### Records for processing
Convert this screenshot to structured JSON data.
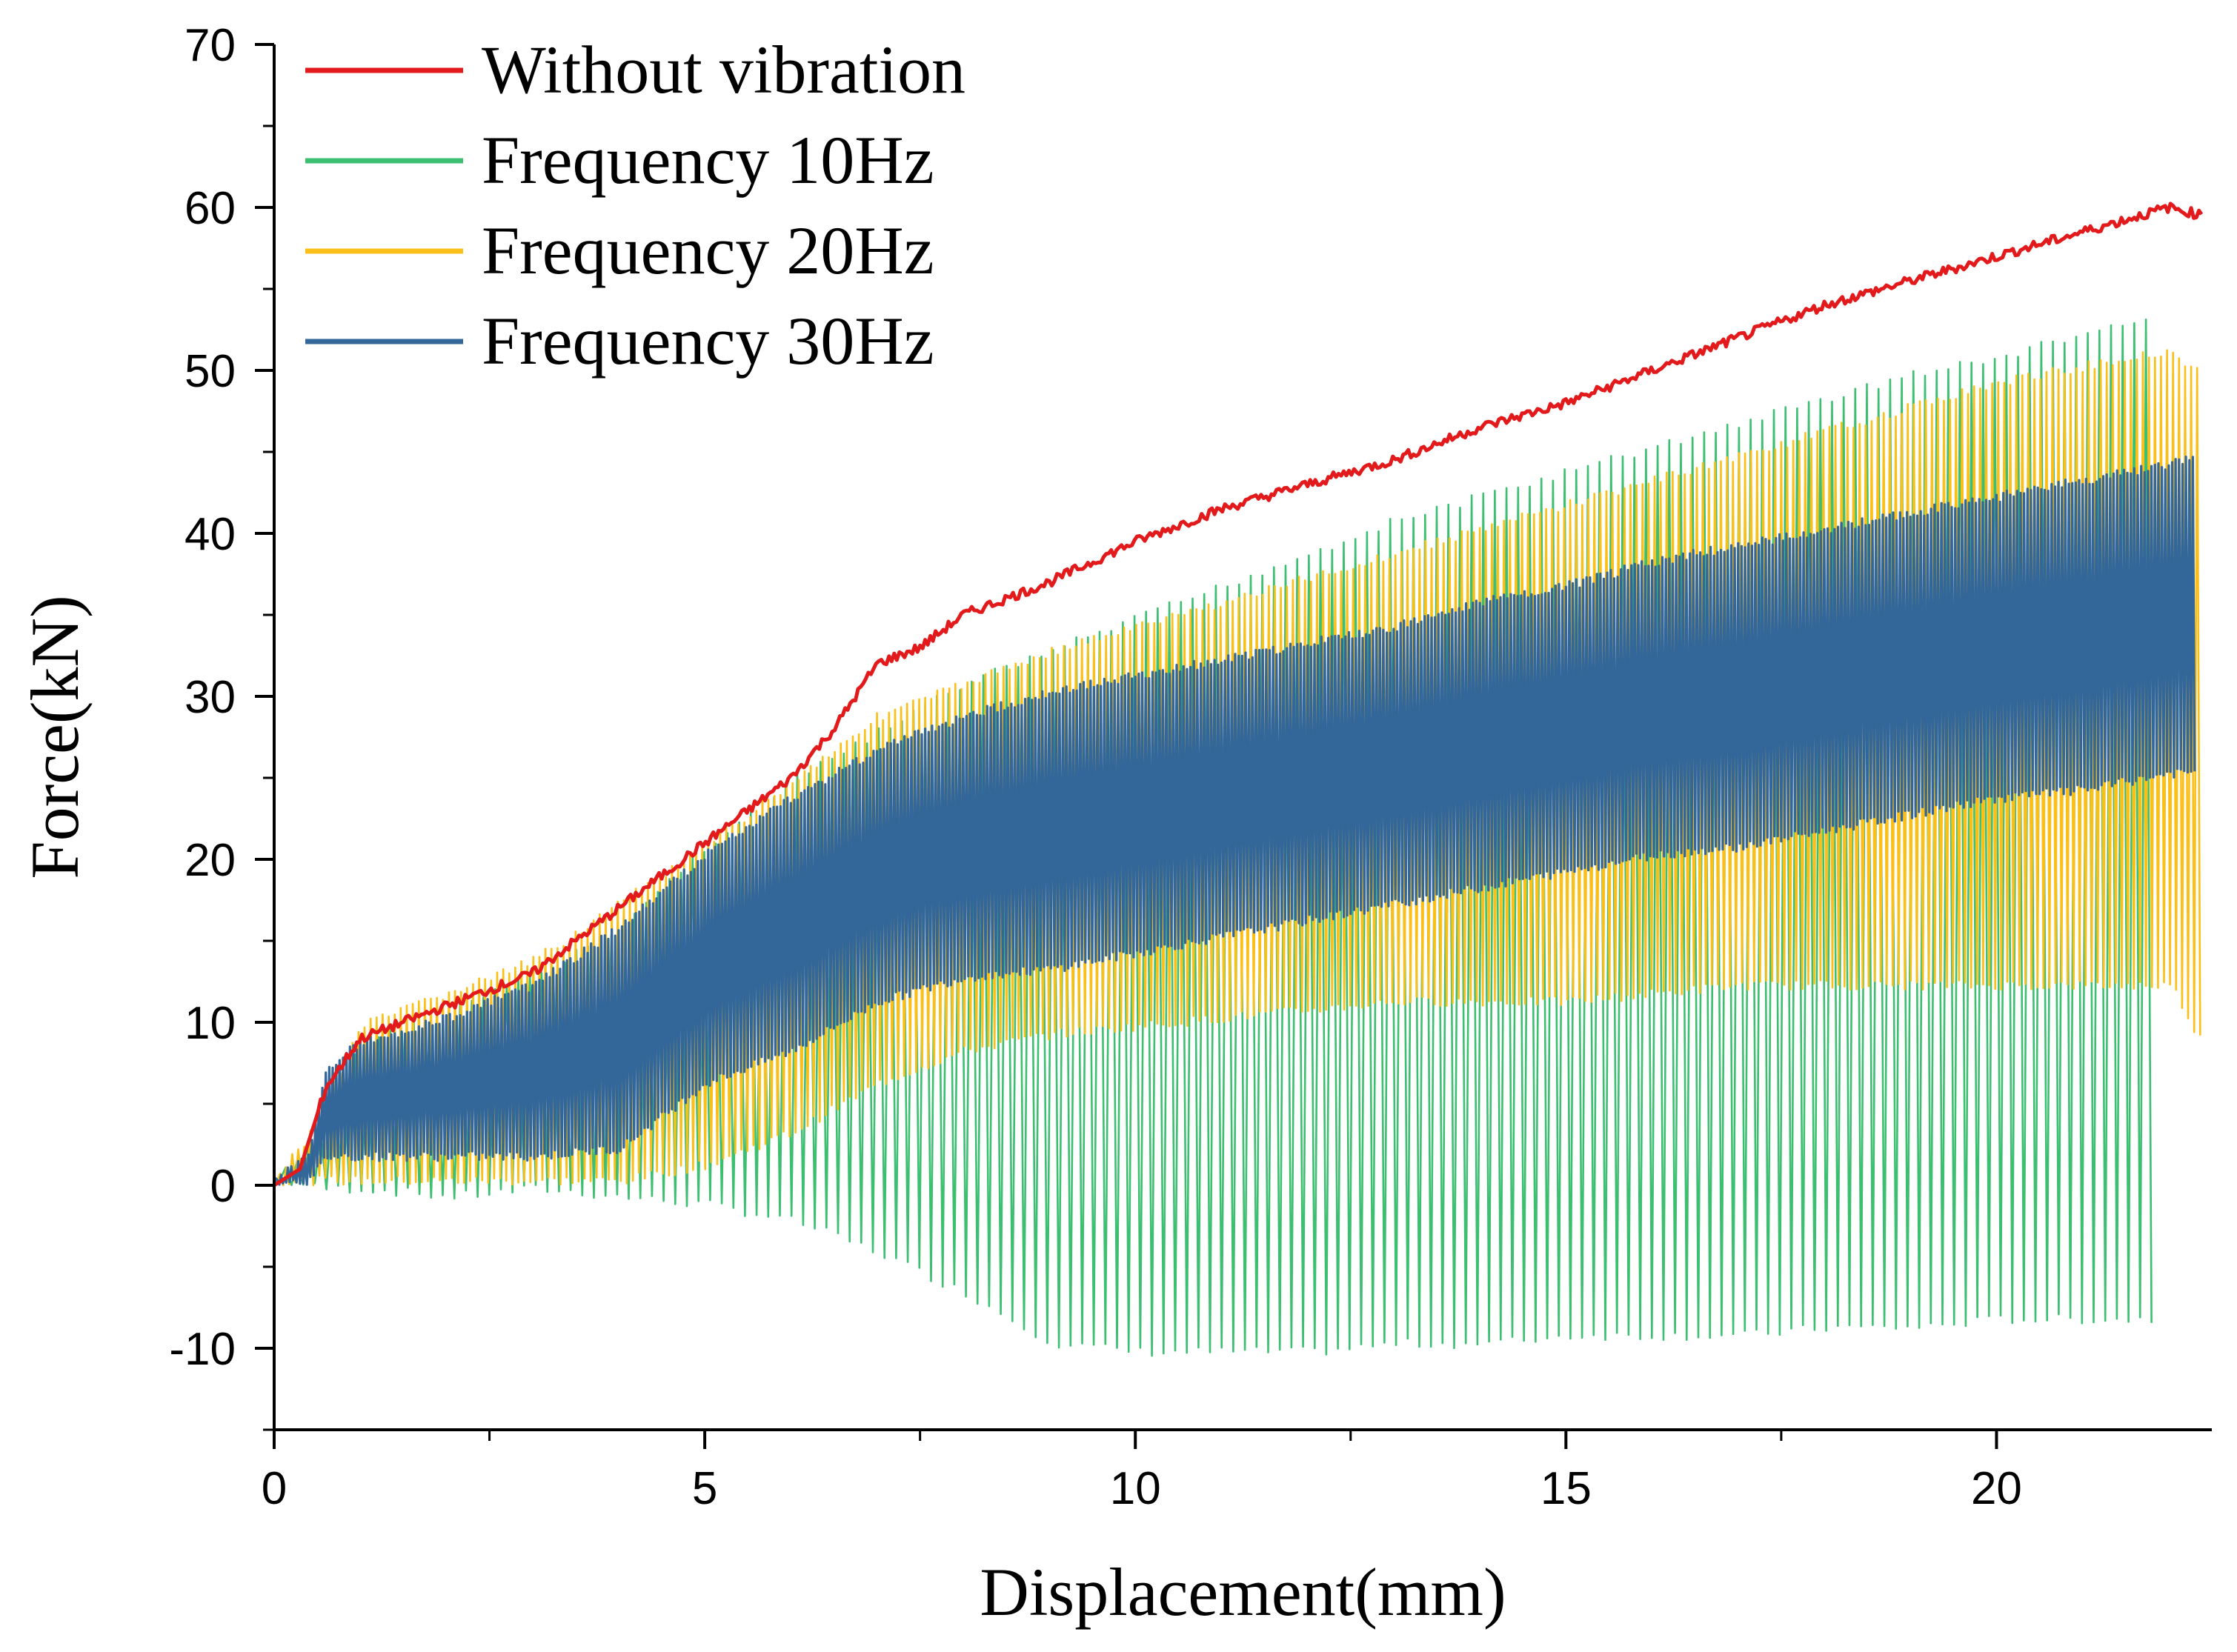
{
  "chart_data": {
    "type": "line",
    "xlabel": "Displacement(mm)",
    "ylabel": "Force(kN)",
    "xlim": [
      0,
      22.5
    ],
    "ylim": [
      -15,
      70
    ],
    "x_ticks": [
      0,
      5,
      10,
      15,
      20
    ],
    "x_tick_labels": [
      "0",
      "5",
      "10",
      "15",
      "20"
    ],
    "y_ticks": [
      -10,
      0,
      10,
      20,
      30,
      40,
      50,
      60,
      70
    ],
    "y_tick_labels": [
      "-10",
      "0",
      "10",
      "20",
      "30",
      "40",
      "50",
      "60",
      "70"
    ],
    "grid": false,
    "legend_position": "top-left",
    "series": [
      {
        "name": "Without vibration",
        "color": "#e31a1c",
        "style": "line",
        "x": [
          0,
          0.3,
          0.6,
          1,
          2,
          3,
          4,
          5,
          5.5,
          6,
          6.5,
          7,
          7.5,
          8,
          9,
          10,
          11,
          12,
          13,
          14,
          15,
          16,
          17,
          18,
          19,
          20,
          21,
          22,
          22.4
        ],
        "y": [
          0,
          1,
          6,
          9,
          11,
          13,
          17,
          21,
          23,
          25,
          28,
          32,
          33,
          35,
          37,
          39.5,
          41.5,
          43,
          44.5,
          46.5,
          48,
          50,
          52,
          54,
          55.5,
          57,
          58.5,
          60,
          59.5
        ]
      },
      {
        "name": "Frequency 10Hz",
        "color": "#3cbf70",
        "style": "band",
        "x": [
          0,
          0.5,
          1,
          2,
          3,
          4,
          5,
          6,
          7,
          8,
          9,
          10,
          11,
          12,
          13,
          14,
          15,
          16,
          17,
          18,
          19,
          20,
          21,
          21.8
        ],
        "upper": [
          0.5,
          3,
          9,
          11,
          13,
          16,
          21,
          25,
          28,
          31,
          33,
          35,
          37,
          39,
          41,
          42.5,
          44,
          45.5,
          47,
          48.5,
          50,
          51,
          52.5,
          53.5
        ],
        "lower": [
          0,
          -0.5,
          -0.5,
          -1,
          -0.5,
          -1,
          -1.5,
          -2.5,
          -4.5,
          -7,
          -10,
          -10.5,
          -10.5,
          -10.5,
          -10,
          -10,
          -9.5,
          -9.5,
          -9.5,
          -9,
          -9,
          -8.5,
          -8.5,
          -8.5
        ]
      },
      {
        "name": "Frequency 20Hz",
        "color": "#fbbf1a",
        "style": "band",
        "x": [
          0,
          0.5,
          1,
          2,
          3,
          4,
          5,
          6,
          7,
          8,
          9,
          10,
          11,
          12,
          13,
          14,
          15,
          16,
          17,
          18,
          19,
          20,
          21,
          22,
          22.4
        ],
        "upper": [
          0.5,
          4,
          10,
          12,
          14,
          17.5,
          21,
          25,
          29,
          31,
          33,
          34.5,
          36,
          37.5,
          39,
          40.5,
          42,
          43.5,
          45,
          46.5,
          48,
          49.5,
          50.5,
          51.5,
          50
        ],
        "lower": [
          0,
          0,
          0,
          0,
          0,
          0,
          1,
          3,
          6,
          8,
          9,
          9.5,
          10,
          10.5,
          11,
          11,
          11,
          11.5,
          12,
          12,
          12,
          12,
          12,
          12,
          8
        ]
      },
      {
        "name": "Frequency 30Hz",
        "color": "#336699",
        "style": "band",
        "x": [
          0,
          0.4,
          0.6,
          1,
          2,
          3,
          4,
          5,
          6,
          7,
          8,
          9,
          10,
          11,
          12,
          13,
          14,
          15,
          16,
          17,
          18,
          19,
          20,
          21,
          22,
          22.3
        ],
        "upper": [
          0.5,
          2,
          7.5,
          9,
          10.5,
          12.5,
          16,
          20.5,
          24,
          27,
          29,
          30.5,
          31.5,
          32.5,
          33.5,
          34.5,
          36,
          37,
          38.5,
          39.5,
          40.5,
          41.5,
          42.5,
          43.5,
          44.5,
          45
        ],
        "lower": [
          0,
          0,
          1.5,
          1.5,
          1.5,
          1.5,
          2,
          6,
          8,
          11,
          12.5,
          13,
          14,
          15,
          16,
          17,
          18,
          19,
          20,
          20.5,
          21.5,
          22.5,
          23.5,
          24,
          25,
          25
        ]
      }
    ]
  }
}
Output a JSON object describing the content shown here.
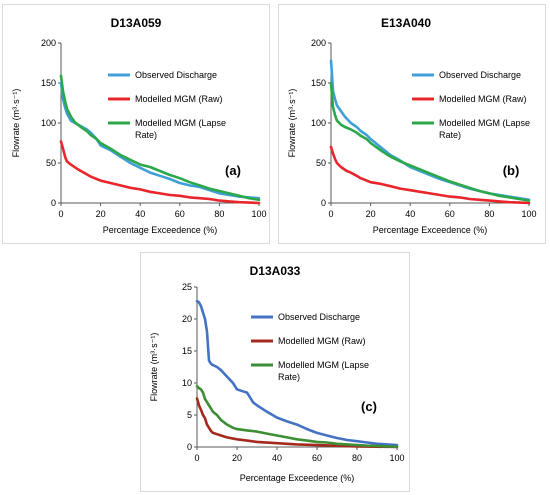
{
  "colors": {
    "observed": "#3f9fd6",
    "raw": "#e8262b",
    "lapse": "#2ca84a",
    "observed_c": "#4472c4",
    "raw_c": "#a52a1e",
    "lapse_c": "#3e8e35"
  },
  "chart_data": [
    {
      "type": "line",
      "title": "D13A059",
      "label": "(a)",
      "xlabel": "Percentage Exceedence (%)",
      "ylabel": "Flowrate (m³·s⁻¹)",
      "xlim": [
        0,
        100
      ],
      "ylim": [
        0,
        200
      ],
      "xticks": [
        0,
        20,
        40,
        60,
        80,
        100
      ],
      "yticks": [
        0,
        50,
        100,
        150,
        200
      ],
      "legend_position": "top-right",
      "series": [
        {
          "name": "Observed Discharge",
          "color": "#3f9fd6",
          "x": [
            0,
            1,
            2,
            3,
            5,
            7,
            10,
            13,
            15,
            18,
            20,
            25,
            30,
            35,
            40,
            45,
            50,
            55,
            60,
            65,
            70,
            75,
            80,
            85,
            90,
            95,
            100
          ],
          "y": [
            150,
            130,
            120,
            112,
            103,
            100,
            96,
            92,
            88,
            80,
            72,
            66,
            58,
            50,
            44,
            38,
            34,
            30,
            25,
            22,
            20,
            16,
            12,
            10,
            8,
            7,
            6
          ]
        },
        {
          "name": "Modelled MGM (Raw)",
          "color": "#e8262b",
          "x": [
            0,
            1,
            2,
            3,
            5,
            8,
            10,
            13,
            15,
            18,
            20,
            25,
            30,
            35,
            40,
            45,
            50,
            55,
            60,
            65,
            70,
            75,
            80,
            85,
            90,
            95,
            100
          ],
          "y": [
            77,
            68,
            58,
            52,
            48,
            43,
            40,
            36,
            33,
            30,
            28,
            25,
            22,
            19,
            17,
            14,
            12,
            10,
            9,
            7,
            6,
            5,
            3,
            2,
            1,
            0.5,
            0
          ]
        },
        {
          "name": "Modelled MGM (Lapse Rate)",
          "color": "#2ca84a",
          "x": [
            0,
            1,
            2,
            3,
            5,
            7,
            10,
            13,
            15,
            18,
            20,
            25,
            30,
            35,
            40,
            45,
            50,
            55,
            60,
            65,
            70,
            75,
            80,
            85,
            90,
            95,
            100
          ],
          "y": [
            159,
            140,
            128,
            118,
            108,
            101,
            95,
            90,
            85,
            80,
            75,
            68,
            60,
            54,
            48,
            45,
            40,
            35,
            31,
            26,
            22,
            18,
            15,
            12,
            9,
            6,
            4
          ]
        }
      ]
    },
    {
      "type": "line",
      "title": "E13A040",
      "label": "(b)",
      "xlabel": "Percentage Exceedence (%)",
      "ylabel": "Flowrate (m³·s⁻¹)",
      "xlim": [
        0,
        100
      ],
      "ylim": [
        0,
        200
      ],
      "xticks": [
        0,
        20,
        40,
        60,
        80,
        100
      ],
      "yticks": [
        0,
        50,
        100,
        150,
        200
      ],
      "legend_position": "top-right",
      "series": [
        {
          "name": "Observed Discharge",
          "color": "#3f9fd6",
          "x": [
            0,
            0.5,
            1,
            2,
            3,
            5,
            7,
            10,
            13,
            15,
            18,
            20,
            25,
            30,
            35,
            40,
            45,
            50,
            55,
            60,
            65,
            70,
            75,
            80,
            85,
            90,
            95,
            100
          ],
          "y": [
            178,
            160,
            140,
            130,
            122,
            115,
            108,
            100,
            95,
            90,
            85,
            80,
            70,
            60,
            53,
            45,
            40,
            35,
            30,
            26,
            22,
            18,
            15,
            12,
            10,
            8,
            6,
            4
          ]
        },
        {
          "name": "Modelled MGM (Raw)",
          "color": "#e8262b",
          "x": [
            0,
            1,
            2,
            3,
            5,
            8,
            10,
            13,
            15,
            18,
            20,
            25,
            30,
            35,
            40,
            45,
            50,
            55,
            60,
            65,
            70,
            75,
            80,
            85,
            90,
            95,
            100
          ],
          "y": [
            70,
            62,
            55,
            50,
            45,
            40,
            38,
            34,
            31,
            28,
            26,
            24,
            21,
            18,
            16,
            14,
            12,
            10,
            8,
            7,
            5,
            4,
            3,
            2,
            1,
            0.5,
            0
          ]
        },
        {
          "name": "Modelled MGM (Lapse Rate)",
          "color": "#2ca84a",
          "x": [
            0,
            0.5,
            1,
            2,
            3,
            5,
            7,
            10,
            13,
            15,
            18,
            20,
            25,
            30,
            35,
            40,
            45,
            50,
            55,
            60,
            65,
            70,
            75,
            80,
            85,
            90,
            95,
            100
          ],
          "y": [
            150,
            135,
            120,
            110,
            103,
            98,
            95,
            92,
            88,
            84,
            80,
            75,
            66,
            58,
            52,
            47,
            42,
            37,
            32,
            27,
            23,
            19,
            15,
            12,
            9,
            7,
            5,
            3
          ]
        }
      ]
    },
    {
      "type": "line",
      "title": "D13A033",
      "label": "(c)",
      "xlabel": "Percentage Exceedence (%)",
      "ylabel": "Flowrate (m³·s⁻¹)",
      "xlim": [
        0,
        100
      ],
      "ylim": [
        0,
        25
      ],
      "xticks": [
        0,
        20,
        40,
        60,
        80,
        100
      ],
      "yticks": [
        0,
        5,
        10,
        15,
        20,
        25
      ],
      "legend_position": "top-right",
      "series": [
        {
          "name": "Observed Discharge",
          "color": "#4472c4",
          "x": [
            0,
            1,
            2,
            3,
            4,
            5,
            6,
            7,
            8,
            10,
            12,
            15,
            18,
            20,
            22,
            25,
            28,
            30,
            35,
            40,
            45,
            50,
            55,
            60,
            65,
            70,
            75,
            80,
            85,
            90,
            95,
            100
          ],
          "y": [
            22.8,
            22.6,
            22,
            21,
            20,
            18,
            13.5,
            13,
            12.8,
            12.5,
            12,
            11,
            10,
            9,
            8.8,
            8.5,
            7,
            6.5,
            5.5,
            4.6,
            4,
            3.5,
            2.8,
            2.2,
            1.8,
            1.4,
            1.1,
            0.9,
            0.7,
            0.5,
            0.4,
            0.3
          ]
        },
        {
          "name": "Modelled MGM (Raw)",
          "color": "#a52a1e",
          "x": [
            0,
            1,
            2,
            3,
            4,
            5,
            6,
            7,
            8,
            10,
            12,
            15,
            20,
            25,
            30,
            40,
            50,
            60,
            70,
            80,
            90,
            100
          ],
          "y": [
            7.6,
            6.5,
            5.8,
            5,
            4.5,
            3.5,
            3,
            2.5,
            2.2,
            2,
            1.8,
            1.5,
            1.2,
            1.0,
            0.8,
            0.6,
            0.4,
            0.3,
            0.2,
            0.1,
            0.05,
            0
          ]
        },
        {
          "name": "Modelled MGM (Lapse Rate)",
          "color": "#3e8e35",
          "x": [
            0,
            1,
            2,
            3,
            4,
            5,
            7,
            8,
            10,
            12,
            15,
            18,
            20,
            25,
            30,
            35,
            40,
            45,
            50,
            55,
            60,
            65,
            70,
            75,
            80,
            85,
            90,
            95,
            100
          ],
          "y": [
            9.5,
            9.2,
            9,
            8.5,
            7.5,
            7,
            6,
            5.5,
            5,
            4.2,
            3.5,
            3,
            2.8,
            2.6,
            2.4,
            2.1,
            1.8,
            1.5,
            1.2,
            1.0,
            0.8,
            0.7,
            0.5,
            0.4,
            0.3,
            0.2,
            0.15,
            0.1,
            0.05
          ]
        }
      ]
    }
  ]
}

### Exercise instructions
Copy every line of the listing containing the string "Frequency".

### Problem solution
        "name": "Frequency 10Hz",
        "name": "Frequency 20Hz",
        "name": "Frequency 30Hz",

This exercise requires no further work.